List each line of the data that holds the word "onshore".

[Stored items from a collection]
※
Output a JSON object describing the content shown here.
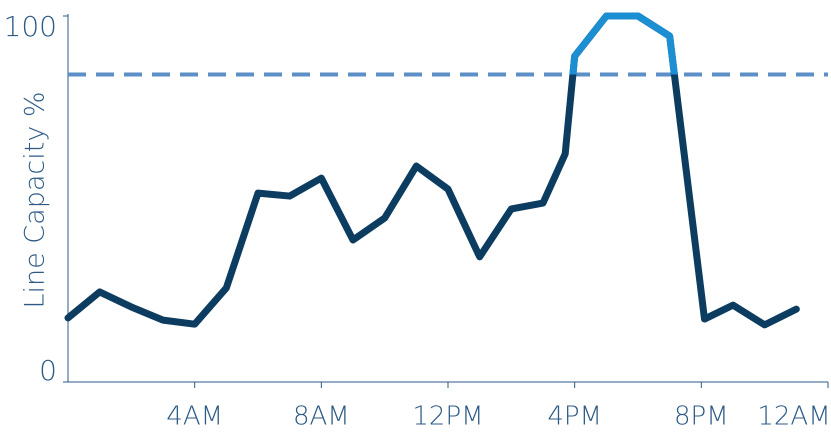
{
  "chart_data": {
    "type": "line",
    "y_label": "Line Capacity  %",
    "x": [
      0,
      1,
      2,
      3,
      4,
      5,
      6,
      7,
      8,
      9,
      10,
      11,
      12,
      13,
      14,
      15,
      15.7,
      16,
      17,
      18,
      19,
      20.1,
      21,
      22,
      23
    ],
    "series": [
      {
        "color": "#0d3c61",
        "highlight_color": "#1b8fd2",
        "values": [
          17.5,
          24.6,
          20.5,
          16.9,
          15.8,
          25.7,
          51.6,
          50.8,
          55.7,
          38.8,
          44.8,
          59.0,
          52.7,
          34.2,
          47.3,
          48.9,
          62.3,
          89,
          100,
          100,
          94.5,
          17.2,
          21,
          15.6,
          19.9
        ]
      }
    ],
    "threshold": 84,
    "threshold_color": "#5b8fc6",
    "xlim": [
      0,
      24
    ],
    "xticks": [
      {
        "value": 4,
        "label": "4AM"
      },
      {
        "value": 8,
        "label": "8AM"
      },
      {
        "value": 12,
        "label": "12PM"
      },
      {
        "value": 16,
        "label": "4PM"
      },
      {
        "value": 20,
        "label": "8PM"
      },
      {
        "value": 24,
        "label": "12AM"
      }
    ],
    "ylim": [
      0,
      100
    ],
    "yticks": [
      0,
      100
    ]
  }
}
※
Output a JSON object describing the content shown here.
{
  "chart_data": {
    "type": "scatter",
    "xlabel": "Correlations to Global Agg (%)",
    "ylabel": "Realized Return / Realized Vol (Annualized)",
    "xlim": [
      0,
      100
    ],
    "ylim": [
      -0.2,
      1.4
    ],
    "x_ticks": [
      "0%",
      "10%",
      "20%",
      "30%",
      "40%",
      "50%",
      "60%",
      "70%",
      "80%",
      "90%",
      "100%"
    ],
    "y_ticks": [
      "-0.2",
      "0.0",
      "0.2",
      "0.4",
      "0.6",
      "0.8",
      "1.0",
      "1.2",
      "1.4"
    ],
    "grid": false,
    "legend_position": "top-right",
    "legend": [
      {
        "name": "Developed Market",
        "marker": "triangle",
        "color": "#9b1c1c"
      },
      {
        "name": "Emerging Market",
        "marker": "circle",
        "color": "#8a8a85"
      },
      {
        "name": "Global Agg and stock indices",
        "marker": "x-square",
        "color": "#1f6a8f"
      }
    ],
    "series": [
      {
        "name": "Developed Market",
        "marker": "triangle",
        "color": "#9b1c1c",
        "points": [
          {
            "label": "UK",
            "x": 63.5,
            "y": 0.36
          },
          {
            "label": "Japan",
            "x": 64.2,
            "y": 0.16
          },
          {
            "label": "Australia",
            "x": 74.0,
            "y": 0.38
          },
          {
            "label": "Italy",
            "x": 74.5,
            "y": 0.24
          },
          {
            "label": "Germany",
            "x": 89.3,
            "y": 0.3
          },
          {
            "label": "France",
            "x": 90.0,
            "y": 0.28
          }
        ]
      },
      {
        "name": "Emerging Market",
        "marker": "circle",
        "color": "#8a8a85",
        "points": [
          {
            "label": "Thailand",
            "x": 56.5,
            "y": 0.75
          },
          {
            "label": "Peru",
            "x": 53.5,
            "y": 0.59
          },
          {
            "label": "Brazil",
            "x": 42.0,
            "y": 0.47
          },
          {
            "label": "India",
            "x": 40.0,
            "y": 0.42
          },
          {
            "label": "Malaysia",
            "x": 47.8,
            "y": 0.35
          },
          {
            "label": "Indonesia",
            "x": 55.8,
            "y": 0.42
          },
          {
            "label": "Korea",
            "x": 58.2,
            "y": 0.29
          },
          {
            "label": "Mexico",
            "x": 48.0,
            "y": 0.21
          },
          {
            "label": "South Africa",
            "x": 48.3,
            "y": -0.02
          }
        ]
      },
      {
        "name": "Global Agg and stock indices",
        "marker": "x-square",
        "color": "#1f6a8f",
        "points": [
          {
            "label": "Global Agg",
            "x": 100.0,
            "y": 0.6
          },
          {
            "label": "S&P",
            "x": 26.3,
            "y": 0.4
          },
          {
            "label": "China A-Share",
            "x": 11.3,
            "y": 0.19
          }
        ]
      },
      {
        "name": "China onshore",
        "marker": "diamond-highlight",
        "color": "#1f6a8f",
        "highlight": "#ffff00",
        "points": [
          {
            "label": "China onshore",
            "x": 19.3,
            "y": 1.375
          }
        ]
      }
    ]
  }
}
※
- Reply to the exercise -
        "name": "China onshore",
            "label": "China onshore",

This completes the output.